WRITTEN TASK:
The records underneath are to be repeated exactly, with the pictures left out.

RECORDS FOR THIS TASK:
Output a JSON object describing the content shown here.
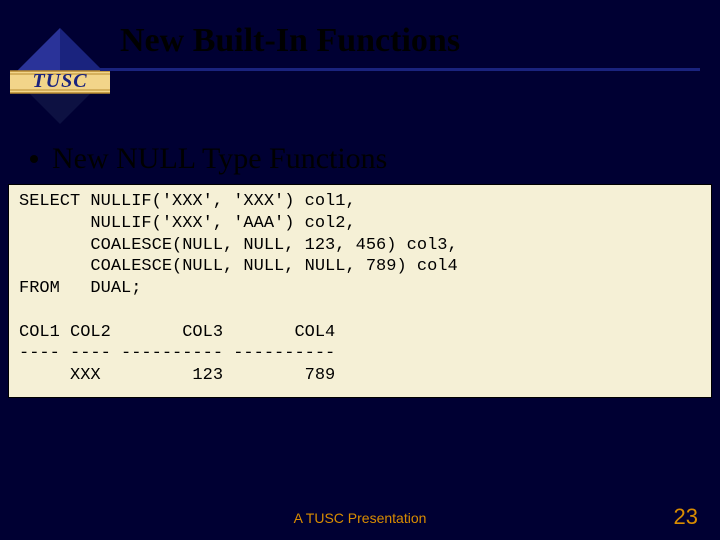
{
  "logo_text": "TUSC",
  "title": "New Built-In Functions",
  "bullet": "New NULL Type Functions",
  "code": "SELECT NULLIF('XXX', 'XXX') col1,\n       NULLIF('XXX', 'AAA') col2,\n       COALESCE(NULL, NULL, 123, 456) col3,\n       COALESCE(NULL, NULL, NULL, 789) col4\nFROM   DUAL;\n\nCOL1 COL2       COL3       COL4\n---- ---- ---------- ----------\n     XXX         123        789",
  "footer": "A TUSC Presentation",
  "page_number": "23",
  "colors": {
    "bg": "#000033",
    "accent": "#d98c00",
    "code_bg": "#f5f0d6",
    "logo_blue": "#1a237e",
    "logo_dark": "#0d1142",
    "logo_gold_light": "#f2d58a",
    "logo_gold_dark": "#b88a2e"
  }
}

FINAL RESULT:
Output a JSON object describing the content shown here.
{
  "logo_text": "TUSC",
  "title": "New Built-In Functions",
  "bullet": "New NULL Type Functions",
  "code": "SELECT NULLIF('XXX', 'XXX') col1,\n       NULLIF('XXX', 'AAA') col2,\n       COALESCE(NULL, NULL, 123, 456) col3,\n       COALESCE(NULL, NULL, NULL, 789) col4\nFROM   DUAL;\n\nCOL1 COL2       COL3       COL4\n---- ---- ---------- ----------\n     XXX         123        789",
  "footer": "A TUSC Presentation",
  "page_number": "23",
  "colors": {
    "bg": "#000033",
    "accent": "#d98c00",
    "code_bg": "#f5f0d6",
    "logo_blue": "#1a237e",
    "logo_dark": "#0d1142",
    "logo_gold_light": "#f2d58a",
    "logo_gold_dark": "#b88a2e"
  }
}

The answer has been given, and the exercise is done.